--- Start DATA TO PROCESS ---
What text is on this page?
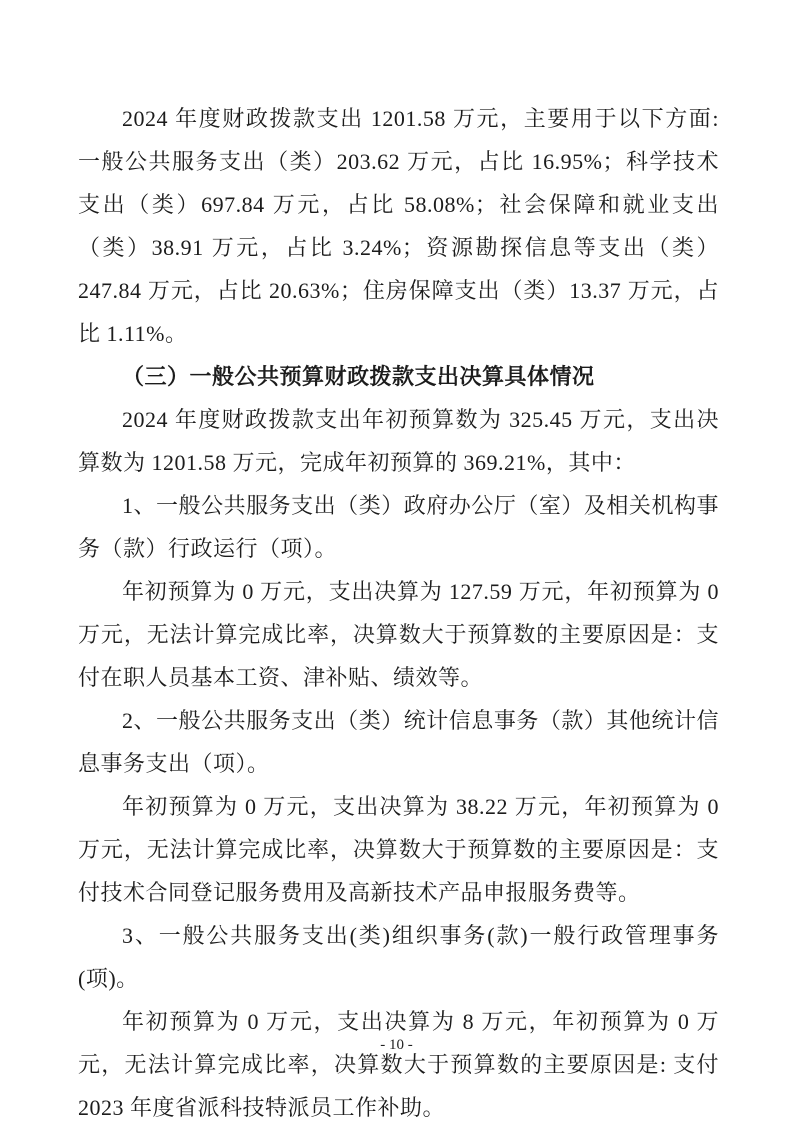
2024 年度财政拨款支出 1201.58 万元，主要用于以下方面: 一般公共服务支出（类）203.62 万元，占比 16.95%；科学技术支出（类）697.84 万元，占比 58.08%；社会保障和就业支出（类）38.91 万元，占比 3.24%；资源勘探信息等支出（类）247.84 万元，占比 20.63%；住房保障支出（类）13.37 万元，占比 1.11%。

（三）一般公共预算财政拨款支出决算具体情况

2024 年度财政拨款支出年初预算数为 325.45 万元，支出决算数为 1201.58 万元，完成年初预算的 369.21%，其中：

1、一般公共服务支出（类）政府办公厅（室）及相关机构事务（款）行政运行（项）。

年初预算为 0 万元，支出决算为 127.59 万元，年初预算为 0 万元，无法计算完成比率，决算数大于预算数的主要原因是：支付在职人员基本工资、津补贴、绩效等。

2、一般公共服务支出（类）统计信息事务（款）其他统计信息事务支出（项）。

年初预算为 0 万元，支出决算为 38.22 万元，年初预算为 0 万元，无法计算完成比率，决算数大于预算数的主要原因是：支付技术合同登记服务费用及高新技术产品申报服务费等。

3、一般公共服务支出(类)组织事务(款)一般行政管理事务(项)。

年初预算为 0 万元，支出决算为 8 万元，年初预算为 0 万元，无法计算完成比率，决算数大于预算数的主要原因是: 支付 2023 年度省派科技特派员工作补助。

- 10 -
--- End DATA TO PROCESS ---
--- Start DATA TO PROCESS ---
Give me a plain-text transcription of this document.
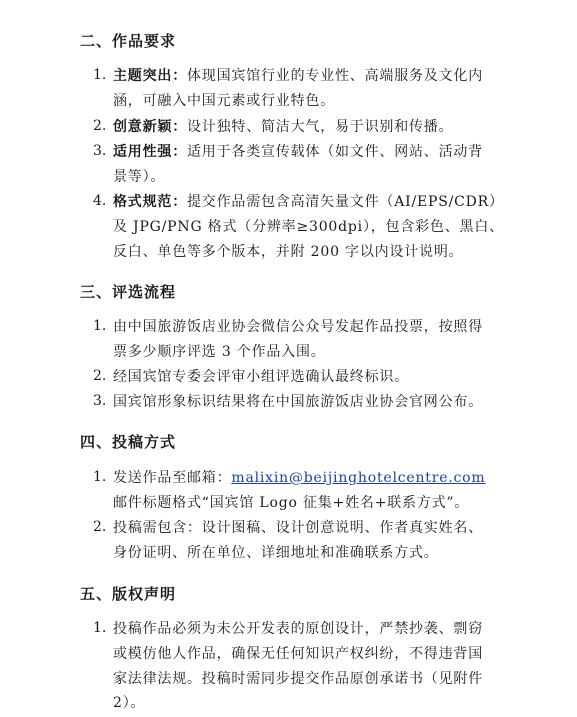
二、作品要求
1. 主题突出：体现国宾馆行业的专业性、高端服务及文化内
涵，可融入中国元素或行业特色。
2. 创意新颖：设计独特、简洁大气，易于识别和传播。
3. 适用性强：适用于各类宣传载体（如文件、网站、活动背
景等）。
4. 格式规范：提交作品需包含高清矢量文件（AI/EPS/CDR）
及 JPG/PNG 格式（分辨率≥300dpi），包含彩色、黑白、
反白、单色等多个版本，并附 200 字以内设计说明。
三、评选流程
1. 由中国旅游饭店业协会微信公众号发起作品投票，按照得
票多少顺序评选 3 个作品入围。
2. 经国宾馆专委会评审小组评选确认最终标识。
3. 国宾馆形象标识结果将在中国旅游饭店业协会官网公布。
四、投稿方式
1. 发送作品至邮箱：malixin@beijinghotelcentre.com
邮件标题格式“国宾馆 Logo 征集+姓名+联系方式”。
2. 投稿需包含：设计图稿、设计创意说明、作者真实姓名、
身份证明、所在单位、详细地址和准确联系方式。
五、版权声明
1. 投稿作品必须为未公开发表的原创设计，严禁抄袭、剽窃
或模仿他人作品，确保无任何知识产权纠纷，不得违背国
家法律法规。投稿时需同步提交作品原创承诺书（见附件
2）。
--- End DATA TO PROCESS ---
*TASK OBJECTIVE*. Isolate each line of the listing above that includes "支出决算为". Copy it.

*EXERCISE ANSWER*.
年初预算为 0 万元，支出决算为 127.59 万元，年初预算为 0 万元，无法计算完成比率，决算数大于预算数的主要原因是：支付在职人员基本工资、津补贴、绩效等。
年初预算为 0 万元，支出决算为 38.22 万元，年初预算为 0 万元，无法计算完成比率，决算数大于预算数的主要原因是：支付技术合同登记服务费用及高新技术产品申报服务费等。
年初预算为 0 万元，支出决算为 8 万元，年初预算为 0 万元，无法计算完成比率，决算数大于预算数的主要原因是: 支付 2023 年度省派科技特派员工作补助。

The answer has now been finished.